(Data records)

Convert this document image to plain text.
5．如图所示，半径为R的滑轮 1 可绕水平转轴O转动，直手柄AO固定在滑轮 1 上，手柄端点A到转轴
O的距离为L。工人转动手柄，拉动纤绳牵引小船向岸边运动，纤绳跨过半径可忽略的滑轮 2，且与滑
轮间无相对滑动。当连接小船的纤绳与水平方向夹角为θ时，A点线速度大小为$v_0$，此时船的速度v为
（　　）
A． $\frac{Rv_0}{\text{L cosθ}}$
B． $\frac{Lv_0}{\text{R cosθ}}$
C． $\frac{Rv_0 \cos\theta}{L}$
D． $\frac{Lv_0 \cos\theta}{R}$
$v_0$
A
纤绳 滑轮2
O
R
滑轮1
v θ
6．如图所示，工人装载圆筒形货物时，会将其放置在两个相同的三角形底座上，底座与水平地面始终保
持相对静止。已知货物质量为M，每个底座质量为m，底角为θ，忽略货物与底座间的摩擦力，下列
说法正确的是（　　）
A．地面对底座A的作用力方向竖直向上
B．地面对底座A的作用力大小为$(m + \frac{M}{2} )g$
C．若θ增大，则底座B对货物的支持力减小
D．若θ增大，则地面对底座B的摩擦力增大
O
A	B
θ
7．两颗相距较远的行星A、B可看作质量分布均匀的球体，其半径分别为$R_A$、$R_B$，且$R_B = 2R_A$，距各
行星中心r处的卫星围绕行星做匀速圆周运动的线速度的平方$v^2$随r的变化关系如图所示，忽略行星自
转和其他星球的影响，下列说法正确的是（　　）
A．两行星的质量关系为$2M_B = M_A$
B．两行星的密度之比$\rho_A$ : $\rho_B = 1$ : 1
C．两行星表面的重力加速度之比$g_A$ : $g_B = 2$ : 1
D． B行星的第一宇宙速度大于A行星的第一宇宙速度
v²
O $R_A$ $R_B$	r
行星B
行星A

## GOAL OF THE EXERCISE
Copy each line above that contains the string "若θ增大".

## COMPLETE RESPONSE
C．若θ增大，则底座B对货物的支持力减小
D．若θ增大，则地面对底座B的摩擦力增大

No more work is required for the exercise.